**The input**:
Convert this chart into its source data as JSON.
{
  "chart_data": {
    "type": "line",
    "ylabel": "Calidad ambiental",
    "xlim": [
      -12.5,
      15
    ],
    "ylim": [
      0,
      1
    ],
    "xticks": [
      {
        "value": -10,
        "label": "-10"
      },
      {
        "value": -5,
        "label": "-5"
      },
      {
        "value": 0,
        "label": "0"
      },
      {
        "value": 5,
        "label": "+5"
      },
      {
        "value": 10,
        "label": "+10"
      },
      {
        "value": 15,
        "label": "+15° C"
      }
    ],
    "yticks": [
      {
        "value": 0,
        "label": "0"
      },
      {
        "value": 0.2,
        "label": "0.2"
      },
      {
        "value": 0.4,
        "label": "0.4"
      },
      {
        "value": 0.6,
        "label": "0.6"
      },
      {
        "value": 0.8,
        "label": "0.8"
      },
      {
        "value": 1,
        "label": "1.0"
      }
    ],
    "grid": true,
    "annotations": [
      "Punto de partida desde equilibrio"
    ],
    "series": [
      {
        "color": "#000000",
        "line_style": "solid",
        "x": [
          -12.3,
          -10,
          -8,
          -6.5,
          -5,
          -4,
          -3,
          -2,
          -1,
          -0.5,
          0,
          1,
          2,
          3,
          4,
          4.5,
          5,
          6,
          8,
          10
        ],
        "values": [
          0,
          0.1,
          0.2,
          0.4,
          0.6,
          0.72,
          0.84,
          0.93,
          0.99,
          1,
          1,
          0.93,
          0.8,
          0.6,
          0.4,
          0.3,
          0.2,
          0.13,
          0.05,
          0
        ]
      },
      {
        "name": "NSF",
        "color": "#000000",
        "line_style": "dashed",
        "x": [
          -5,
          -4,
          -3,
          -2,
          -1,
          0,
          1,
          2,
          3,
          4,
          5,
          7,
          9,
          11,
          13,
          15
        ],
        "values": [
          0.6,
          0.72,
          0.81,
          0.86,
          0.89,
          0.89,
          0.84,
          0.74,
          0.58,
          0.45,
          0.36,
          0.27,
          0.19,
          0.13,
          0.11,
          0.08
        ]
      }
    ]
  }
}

**Directions**: Your task is to reproduce the whole listing exactly.

**Response**:
Convert this chart into its source data as JSON.
{
  "chart_data": {
    "type": "line",
    "ylabel": "Calidad ambiental",
    "xlim": [
      -12.5,
      15
    ],
    "ylim": [
      0,
      1
    ],
    "xticks": [
      {
        "value": -10,
        "label": "-10"
      },
      {
        "value": -5,
        "label": "-5"
      },
      {
        "value": 0,
        "label": "0"
      },
      {
        "value": 5,
        "label": "+5"
      },
      {
        "value": 10,
        "label": "+10"
      },
      {
        "value": 15,
        "label": "+15° C"
      }
    ],
    "yticks": [
      {
        "value": 0,
        "label": "0"
      },
      {
        "value": 0.2,
        "label": "0.2"
      },
      {
        "value": 0.4,
        "label": "0.4"
      },
      {
        "value": 0.6,
        "label": "0.6"
      },
      {
        "value": 0.8,
        "label": "0.8"
      },
      {
        "value": 1,
        "label": "1.0"
      }
    ],
    "grid": true,
    "annotations": [
      "Punto de partida desde equilibrio"
    ],
    "series": [
      {
        "color": "#000000",
        "line_style": "solid",
        "x": [
          -12.3,
          -10,
          -8,
          -6.5,
          -5,
          -4,
          -3,
          -2,
          -1,
          -0.5,
          0,
          1,
          2,
          3,
          4,
          4.5,
          5,
          6,
          8,
          10
        ],
        "values": [
          0,
          0.1,
          0.2,
          0.4,
          0.6,
          0.72,
          0.84,
          0.93,
          0.99,
          1,
          1,
          0.93,
          0.8,
          0.6,
          0.4,
          0.3,
          0.2,
          0.13,
          0.05,
          0
        ]
      },
      {
        "name": "NSF",
        "color": "#000000",
        "line_style": "dashed",
        "x": [
          -5,
          -4,
          -3,
          -2,
          -1,
          0,
          1,
          2,
          3,
          4,
          5,
          7,
          9,
          11,
          13,
          15
        ],
        "values": [
          0.6,
          0.72,
          0.81,
          0.86,
          0.89,
          0.89,
          0.84,
          0.74,
          0.58,
          0.45,
          0.36,
          0.27,
          0.19,
          0.13,
          0.11,
          0.08
        ]
      }
    ]
  }
}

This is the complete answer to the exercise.